▸ **Working data**:
-- Start --

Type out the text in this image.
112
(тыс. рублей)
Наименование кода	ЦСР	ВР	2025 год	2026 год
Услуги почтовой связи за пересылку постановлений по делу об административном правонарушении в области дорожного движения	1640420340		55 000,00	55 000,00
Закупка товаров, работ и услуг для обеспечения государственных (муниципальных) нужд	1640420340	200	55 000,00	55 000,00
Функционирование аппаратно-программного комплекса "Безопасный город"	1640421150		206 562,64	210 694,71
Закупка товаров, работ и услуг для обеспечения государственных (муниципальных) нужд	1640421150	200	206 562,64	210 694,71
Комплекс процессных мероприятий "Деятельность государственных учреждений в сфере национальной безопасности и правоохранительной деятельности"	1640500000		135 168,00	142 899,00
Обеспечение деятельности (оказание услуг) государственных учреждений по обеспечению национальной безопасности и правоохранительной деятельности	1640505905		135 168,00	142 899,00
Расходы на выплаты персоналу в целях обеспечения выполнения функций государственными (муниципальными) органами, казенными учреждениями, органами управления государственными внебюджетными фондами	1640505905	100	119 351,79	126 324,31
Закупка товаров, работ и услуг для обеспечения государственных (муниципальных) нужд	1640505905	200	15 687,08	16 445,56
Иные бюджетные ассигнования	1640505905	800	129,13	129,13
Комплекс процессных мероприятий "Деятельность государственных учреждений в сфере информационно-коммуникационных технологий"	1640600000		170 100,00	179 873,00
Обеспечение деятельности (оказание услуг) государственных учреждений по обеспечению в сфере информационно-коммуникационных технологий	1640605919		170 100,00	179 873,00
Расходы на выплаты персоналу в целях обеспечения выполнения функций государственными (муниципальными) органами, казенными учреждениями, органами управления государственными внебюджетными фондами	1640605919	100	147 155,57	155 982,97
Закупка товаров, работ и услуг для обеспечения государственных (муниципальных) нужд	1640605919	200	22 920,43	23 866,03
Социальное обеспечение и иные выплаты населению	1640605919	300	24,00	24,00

-- End --

▸ **Task to carry out**: Return all of the data word for word.

▸ **Solution to the exercise**:
Type out the text in this image.
112
(тыс. рублей)
Наименование кода	ЦСР	ВР	2025 год	2026 год
Услуги почтовой связи за пересылку постановлений по делу об административном правонарушении в области дорожного движения	1640420340		55 000,00	55 000,00
Закупка товаров, работ и услуг для обеспечения государственных (муниципальных) нужд	1640420340	200	55 000,00	55 000,00
Функционирование аппаратно-программного комплекса "Безопасный город"	1640421150		206 562,64	210 694,71
Закупка товаров, работ и услуг для обеспечения государственных (муниципальных) нужд	1640421150	200	206 562,64	210 694,71
Комплекс процессных мероприятий "Деятельность государственных учреждений в сфере национальной безопасности и правоохранительной деятельности"	1640500000		135 168,00	142 899,00
Обеспечение деятельности (оказание услуг) государственных учреждений по обеспечению национальной безопасности и правоохранительной деятельности	1640505905		135 168,00	142 899,00
Расходы на выплаты персоналу в целях обеспечения выполнения функций государственными (муниципальными) органами, казенными учреждениями, органами управления государственными внебюджетными фондами	1640505905	100	119 351,79	126 324,31
Закупка товаров, работ и услуг для обеспечения государственных (муниципальных) нужд	1640505905	200	15 687,08	16 445,56
Иные бюджетные ассигнования	1640505905	800	129,13	129,13
Комплекс процессных мероприятий "Деятельность государственных учреждений в сфере информационно-коммуникационных технологий"	1640600000		170 100,00	179 873,00
Обеспечение деятельности (оказание услуг) государственных учреждений по обеспечению в сфере информационно-коммуникационных технологий	1640605919		170 100,00	179 873,00
Расходы на выплаты персоналу в целях обеспечения выполнения функций государственными (муниципальными) органами, казенными учреждениями, органами управления государственными внебюджетными фондами	1640605919	100	147 155,57	155 982,97
Закупка товаров, работ и услуг для обеспечения государственных (муниципальных) нужд	1640605919	200	22 920,43	23 866,03
Социальное обеспечение и иные выплаты населению	1640605919	300	24,00	24,00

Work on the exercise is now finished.